Goal — Count the lines below that contain "true". Give only the number.

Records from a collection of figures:

(begin)

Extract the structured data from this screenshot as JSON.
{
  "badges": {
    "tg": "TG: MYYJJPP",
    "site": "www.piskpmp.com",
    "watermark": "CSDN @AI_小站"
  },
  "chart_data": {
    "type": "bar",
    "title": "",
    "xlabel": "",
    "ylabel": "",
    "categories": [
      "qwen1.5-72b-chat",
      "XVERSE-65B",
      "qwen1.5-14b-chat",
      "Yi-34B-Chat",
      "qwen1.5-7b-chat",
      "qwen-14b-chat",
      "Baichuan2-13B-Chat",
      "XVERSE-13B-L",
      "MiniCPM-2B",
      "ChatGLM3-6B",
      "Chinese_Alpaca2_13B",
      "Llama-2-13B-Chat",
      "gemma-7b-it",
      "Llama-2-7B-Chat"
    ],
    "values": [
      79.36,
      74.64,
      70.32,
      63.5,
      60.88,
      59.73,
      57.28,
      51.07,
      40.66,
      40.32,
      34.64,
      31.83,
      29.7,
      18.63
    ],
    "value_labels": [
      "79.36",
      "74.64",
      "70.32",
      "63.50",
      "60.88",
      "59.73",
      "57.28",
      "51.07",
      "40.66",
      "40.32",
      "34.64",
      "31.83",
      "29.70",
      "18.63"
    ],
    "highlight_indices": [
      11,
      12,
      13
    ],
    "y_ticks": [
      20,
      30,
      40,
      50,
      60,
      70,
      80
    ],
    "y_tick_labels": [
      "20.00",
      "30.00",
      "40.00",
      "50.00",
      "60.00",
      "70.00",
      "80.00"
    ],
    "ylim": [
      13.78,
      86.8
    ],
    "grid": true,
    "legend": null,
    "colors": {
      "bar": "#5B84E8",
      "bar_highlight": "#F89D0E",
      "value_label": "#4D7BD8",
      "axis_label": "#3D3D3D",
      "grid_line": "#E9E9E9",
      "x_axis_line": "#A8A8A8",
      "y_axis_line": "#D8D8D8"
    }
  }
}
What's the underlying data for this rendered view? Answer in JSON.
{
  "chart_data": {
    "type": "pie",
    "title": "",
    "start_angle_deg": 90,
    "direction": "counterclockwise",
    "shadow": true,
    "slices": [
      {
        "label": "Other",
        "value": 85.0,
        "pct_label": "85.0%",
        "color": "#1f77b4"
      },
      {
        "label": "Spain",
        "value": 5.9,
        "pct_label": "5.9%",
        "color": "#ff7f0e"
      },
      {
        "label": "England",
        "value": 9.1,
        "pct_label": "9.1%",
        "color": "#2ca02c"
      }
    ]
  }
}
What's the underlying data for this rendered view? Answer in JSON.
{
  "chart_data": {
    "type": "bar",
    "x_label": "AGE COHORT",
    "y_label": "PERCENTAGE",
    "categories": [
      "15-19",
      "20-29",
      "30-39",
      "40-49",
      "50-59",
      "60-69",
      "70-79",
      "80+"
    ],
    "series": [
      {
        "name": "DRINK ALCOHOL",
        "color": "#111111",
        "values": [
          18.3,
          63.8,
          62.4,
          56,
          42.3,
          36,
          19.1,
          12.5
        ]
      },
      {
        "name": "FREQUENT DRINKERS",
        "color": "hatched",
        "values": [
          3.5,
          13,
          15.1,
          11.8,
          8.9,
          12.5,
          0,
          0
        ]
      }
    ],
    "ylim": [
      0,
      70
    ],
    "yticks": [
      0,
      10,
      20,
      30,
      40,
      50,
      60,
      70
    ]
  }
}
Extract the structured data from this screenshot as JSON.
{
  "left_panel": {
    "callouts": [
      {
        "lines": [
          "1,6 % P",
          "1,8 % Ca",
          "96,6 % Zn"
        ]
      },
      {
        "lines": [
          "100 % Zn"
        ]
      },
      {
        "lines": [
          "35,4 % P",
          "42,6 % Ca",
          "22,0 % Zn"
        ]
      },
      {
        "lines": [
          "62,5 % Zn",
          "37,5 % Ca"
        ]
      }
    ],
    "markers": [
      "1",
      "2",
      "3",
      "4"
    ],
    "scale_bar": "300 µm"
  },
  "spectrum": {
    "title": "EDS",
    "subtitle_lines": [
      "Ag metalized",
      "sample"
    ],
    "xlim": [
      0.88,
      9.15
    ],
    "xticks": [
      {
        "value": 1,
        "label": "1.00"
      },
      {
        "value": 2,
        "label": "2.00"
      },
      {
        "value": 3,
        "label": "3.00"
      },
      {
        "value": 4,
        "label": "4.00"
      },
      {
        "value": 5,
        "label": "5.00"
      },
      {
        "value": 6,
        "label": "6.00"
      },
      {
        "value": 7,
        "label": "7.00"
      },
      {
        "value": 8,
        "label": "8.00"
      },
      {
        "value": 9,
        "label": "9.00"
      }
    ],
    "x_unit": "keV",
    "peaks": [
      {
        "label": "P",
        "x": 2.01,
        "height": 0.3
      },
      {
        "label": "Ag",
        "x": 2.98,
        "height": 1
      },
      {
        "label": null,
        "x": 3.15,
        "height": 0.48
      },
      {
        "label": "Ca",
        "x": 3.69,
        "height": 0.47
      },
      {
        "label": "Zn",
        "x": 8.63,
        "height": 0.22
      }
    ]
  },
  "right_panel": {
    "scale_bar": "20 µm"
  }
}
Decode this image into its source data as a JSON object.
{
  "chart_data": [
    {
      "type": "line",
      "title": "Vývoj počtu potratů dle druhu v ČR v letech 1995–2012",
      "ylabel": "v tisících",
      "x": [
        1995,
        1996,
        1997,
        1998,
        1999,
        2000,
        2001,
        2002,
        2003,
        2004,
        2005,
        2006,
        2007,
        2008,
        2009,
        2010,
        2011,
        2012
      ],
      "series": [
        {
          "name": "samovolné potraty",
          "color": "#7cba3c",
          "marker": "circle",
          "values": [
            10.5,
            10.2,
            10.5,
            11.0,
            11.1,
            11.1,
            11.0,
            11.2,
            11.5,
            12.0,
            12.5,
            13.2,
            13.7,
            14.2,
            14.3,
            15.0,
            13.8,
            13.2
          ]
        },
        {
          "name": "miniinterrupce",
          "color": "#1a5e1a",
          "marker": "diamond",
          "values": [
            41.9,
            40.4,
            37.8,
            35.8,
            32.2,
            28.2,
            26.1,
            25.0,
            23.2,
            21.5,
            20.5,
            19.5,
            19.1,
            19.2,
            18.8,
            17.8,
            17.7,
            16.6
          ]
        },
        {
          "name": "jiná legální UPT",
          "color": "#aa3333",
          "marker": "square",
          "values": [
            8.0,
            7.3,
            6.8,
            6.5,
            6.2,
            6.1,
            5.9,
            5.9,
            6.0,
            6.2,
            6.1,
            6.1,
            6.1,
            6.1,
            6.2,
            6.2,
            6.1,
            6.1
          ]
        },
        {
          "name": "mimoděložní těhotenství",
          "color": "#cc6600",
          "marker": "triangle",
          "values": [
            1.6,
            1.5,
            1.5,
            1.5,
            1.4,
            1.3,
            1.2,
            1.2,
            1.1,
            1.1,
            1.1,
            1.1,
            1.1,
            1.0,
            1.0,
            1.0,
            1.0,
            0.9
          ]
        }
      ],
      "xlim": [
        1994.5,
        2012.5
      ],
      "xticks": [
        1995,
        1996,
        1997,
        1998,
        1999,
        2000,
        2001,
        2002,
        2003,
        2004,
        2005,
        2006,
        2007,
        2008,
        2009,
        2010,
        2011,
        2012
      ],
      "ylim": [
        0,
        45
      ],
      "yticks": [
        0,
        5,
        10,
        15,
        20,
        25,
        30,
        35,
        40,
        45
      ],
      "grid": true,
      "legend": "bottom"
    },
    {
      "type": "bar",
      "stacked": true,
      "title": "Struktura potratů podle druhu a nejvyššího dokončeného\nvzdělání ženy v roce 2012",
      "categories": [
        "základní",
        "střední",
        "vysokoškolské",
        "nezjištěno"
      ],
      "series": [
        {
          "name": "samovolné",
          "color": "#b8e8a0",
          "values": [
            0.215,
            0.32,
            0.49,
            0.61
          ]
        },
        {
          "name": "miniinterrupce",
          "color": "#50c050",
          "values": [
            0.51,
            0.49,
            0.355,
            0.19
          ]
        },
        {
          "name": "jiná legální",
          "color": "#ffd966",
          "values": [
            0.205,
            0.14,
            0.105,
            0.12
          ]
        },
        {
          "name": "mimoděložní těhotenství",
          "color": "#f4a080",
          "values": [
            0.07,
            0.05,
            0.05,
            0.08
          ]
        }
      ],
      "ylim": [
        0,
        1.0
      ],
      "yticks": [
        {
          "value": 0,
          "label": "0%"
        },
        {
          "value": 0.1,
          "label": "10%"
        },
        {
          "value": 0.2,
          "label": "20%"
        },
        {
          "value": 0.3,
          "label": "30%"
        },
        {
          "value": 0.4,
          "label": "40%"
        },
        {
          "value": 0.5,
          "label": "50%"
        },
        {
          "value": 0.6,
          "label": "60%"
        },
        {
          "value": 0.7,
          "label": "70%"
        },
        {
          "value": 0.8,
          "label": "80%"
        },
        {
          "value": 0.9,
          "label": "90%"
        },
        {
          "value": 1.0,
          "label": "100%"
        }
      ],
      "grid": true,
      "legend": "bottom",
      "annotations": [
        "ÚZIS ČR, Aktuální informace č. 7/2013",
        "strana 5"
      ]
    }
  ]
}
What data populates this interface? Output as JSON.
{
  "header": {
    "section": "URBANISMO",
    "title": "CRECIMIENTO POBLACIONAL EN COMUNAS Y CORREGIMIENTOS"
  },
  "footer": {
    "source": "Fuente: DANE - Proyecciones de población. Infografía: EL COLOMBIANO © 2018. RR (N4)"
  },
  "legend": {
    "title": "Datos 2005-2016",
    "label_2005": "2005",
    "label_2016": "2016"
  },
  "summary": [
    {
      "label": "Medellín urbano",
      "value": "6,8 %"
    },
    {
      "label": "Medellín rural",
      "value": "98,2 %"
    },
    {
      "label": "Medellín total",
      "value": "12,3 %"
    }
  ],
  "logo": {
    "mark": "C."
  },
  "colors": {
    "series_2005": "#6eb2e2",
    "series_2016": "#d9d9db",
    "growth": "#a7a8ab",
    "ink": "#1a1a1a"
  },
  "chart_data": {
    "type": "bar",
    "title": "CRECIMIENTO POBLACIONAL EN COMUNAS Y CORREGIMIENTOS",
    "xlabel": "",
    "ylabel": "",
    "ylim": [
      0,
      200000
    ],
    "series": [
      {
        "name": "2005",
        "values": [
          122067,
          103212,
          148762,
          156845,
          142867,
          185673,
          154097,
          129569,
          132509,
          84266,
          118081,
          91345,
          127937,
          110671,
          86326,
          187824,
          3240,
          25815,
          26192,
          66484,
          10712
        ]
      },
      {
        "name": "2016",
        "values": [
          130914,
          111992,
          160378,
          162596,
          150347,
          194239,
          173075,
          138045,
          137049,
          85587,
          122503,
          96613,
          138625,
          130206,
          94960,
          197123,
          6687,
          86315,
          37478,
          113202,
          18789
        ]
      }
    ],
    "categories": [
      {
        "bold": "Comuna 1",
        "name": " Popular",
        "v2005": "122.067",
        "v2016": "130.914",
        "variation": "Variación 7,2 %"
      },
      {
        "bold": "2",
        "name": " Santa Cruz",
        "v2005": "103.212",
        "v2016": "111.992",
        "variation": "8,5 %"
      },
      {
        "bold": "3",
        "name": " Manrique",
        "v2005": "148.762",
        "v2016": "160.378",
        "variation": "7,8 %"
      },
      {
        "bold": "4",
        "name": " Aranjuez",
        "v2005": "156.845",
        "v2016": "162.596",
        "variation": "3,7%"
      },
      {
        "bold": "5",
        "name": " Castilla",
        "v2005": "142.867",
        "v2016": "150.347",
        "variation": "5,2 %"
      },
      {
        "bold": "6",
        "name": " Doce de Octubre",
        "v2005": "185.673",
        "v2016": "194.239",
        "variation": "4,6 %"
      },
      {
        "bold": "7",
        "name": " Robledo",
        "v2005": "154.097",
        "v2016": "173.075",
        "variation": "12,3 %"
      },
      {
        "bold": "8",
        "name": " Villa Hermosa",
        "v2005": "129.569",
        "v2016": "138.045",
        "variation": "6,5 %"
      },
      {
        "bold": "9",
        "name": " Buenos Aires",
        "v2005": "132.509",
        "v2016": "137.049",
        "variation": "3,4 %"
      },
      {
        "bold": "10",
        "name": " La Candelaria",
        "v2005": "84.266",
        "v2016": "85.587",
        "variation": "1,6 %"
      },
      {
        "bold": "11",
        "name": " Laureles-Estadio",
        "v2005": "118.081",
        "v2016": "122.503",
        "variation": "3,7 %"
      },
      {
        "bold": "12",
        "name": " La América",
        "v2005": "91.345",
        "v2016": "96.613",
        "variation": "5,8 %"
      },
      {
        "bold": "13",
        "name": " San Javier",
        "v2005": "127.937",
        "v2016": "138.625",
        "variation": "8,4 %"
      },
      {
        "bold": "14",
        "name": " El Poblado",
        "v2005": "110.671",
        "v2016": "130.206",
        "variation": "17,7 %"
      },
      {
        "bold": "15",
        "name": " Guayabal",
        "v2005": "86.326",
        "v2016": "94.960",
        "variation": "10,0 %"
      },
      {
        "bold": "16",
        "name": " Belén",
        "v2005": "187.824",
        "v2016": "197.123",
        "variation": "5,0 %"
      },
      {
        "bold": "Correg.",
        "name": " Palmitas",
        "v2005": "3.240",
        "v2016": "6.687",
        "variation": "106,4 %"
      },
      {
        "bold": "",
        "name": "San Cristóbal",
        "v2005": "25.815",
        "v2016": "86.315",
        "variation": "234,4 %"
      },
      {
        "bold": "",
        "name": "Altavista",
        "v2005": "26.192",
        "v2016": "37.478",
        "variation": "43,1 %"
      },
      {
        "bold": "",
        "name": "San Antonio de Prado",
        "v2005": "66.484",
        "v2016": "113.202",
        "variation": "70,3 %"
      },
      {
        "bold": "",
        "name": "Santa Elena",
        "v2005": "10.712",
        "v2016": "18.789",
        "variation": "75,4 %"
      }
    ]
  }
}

(end)

Answer to this exercise — 5